- Prompt: Reproduce the records that follow in full, excluding any picture they contain.

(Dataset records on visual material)
******
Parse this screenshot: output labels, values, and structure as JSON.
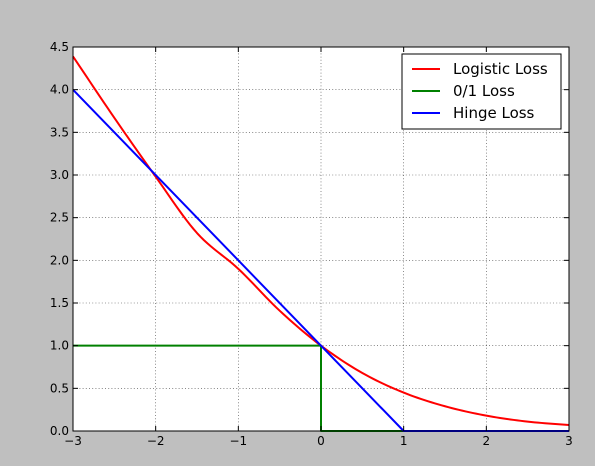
{
  "chart_data": {
    "type": "line",
    "title": "",
    "xlabel": "",
    "ylabel": "",
    "xlim": [
      -3,
      3
    ],
    "ylim": [
      0,
      4.5
    ],
    "grid": true,
    "legend_placement": "top-right",
    "xticks": [
      -3,
      -2,
      -1,
      0,
      1,
      2,
      3
    ],
    "xtick_labels": [
      "−3",
      "−2",
      "−1",
      "0",
      "1",
      "2",
      "3"
    ],
    "yticks": [
      0,
      0.5,
      1,
      1.5,
      2,
      2.5,
      3,
      3.5,
      4,
      4.5
    ],
    "ytick_labels": [
      "0.0",
      "0.5",
      "1.0",
      "1.5",
      "2.0",
      "2.5",
      "3.0",
      "3.5",
      "4.0",
      "4.5"
    ],
    "series": [
      {
        "name": "Logistic Loss",
        "color": "#ff0000",
        "x": [
          -3,
          -2.5,
          -2,
          -1.5,
          -1,
          -0.5,
          0,
          0.5,
          1,
          1.5,
          2,
          2.5,
          3
        ],
        "y": [
          4.39,
          3.67,
          2.98,
          2.32,
          1.9,
          1.41,
          1.0,
          0.68,
          0.45,
          0.29,
          0.18,
          0.11,
          0.07
        ]
      },
      {
        "name": "0/1 Loss",
        "color": "#008000",
        "x": [
          -3,
          0,
          0,
          3
        ],
        "y": [
          1,
          1,
          0,
          0
        ]
      },
      {
        "name": "Hinge Loss",
        "color": "#0000ff",
        "x": [
          -3,
          1,
          3
        ],
        "y": [
          4,
          0,
          0
        ]
      }
    ]
  }
}
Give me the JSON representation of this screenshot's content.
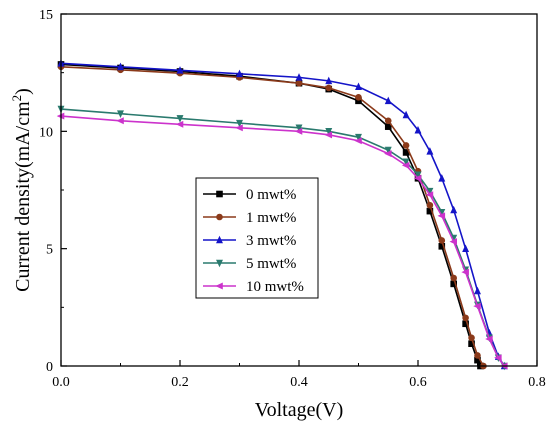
******
- Solution to this problem:
Parse this screenshot: output labels, values, and structure as JSON.
{
  "chart_data": {
    "type": "line",
    "title": "",
    "xlabel": "",
    "ylabel": "",
    "xlim": [
      -3,
      3
    ],
    "ylim": [
      0,
      4.5
    ],
    "grid": true,
    "legend_placement": "top-right",
    "xticks": [
      -3,
      -2,
      -1,
      0,
      1,
      2,
      3
    ],
    "xtick_labels": [
      "−3",
      "−2",
      "−1",
      "0",
      "1",
      "2",
      "3"
    ],
    "yticks": [
      0,
      0.5,
      1,
      1.5,
      2,
      2.5,
      3,
      3.5,
      4,
      4.5
    ],
    "ytick_labels": [
      "0.0",
      "0.5",
      "1.0",
      "1.5",
      "2.0",
      "2.5",
      "3.0",
      "3.5",
      "4.0",
      "4.5"
    ],
    "series": [
      {
        "name": "Logistic Loss",
        "color": "#ff0000",
        "x": [
          -3,
          -2.5,
          -2,
          -1.5,
          -1,
          -0.5,
          0,
          0.5,
          1,
          1.5,
          2,
          2.5,
          3
        ],
        "y": [
          4.39,
          3.67,
          2.98,
          2.32,
          1.9,
          1.41,
          1.0,
          0.68,
          0.45,
          0.29,
          0.18,
          0.11,
          0.07
        ]
      },
      {
        "name": "0/1 Loss",
        "color": "#008000",
        "x": [
          -3,
          0,
          0,
          3
        ],
        "y": [
          1,
          1,
          0,
          0
        ]
      },
      {
        "name": "Hinge Loss",
        "color": "#0000ff",
        "x": [
          -3,
          1,
          3
        ],
        "y": [
          4,
          0,
          0
        ]
      }
    ]
  }
}
Give me the JSON representation of this screenshot's content.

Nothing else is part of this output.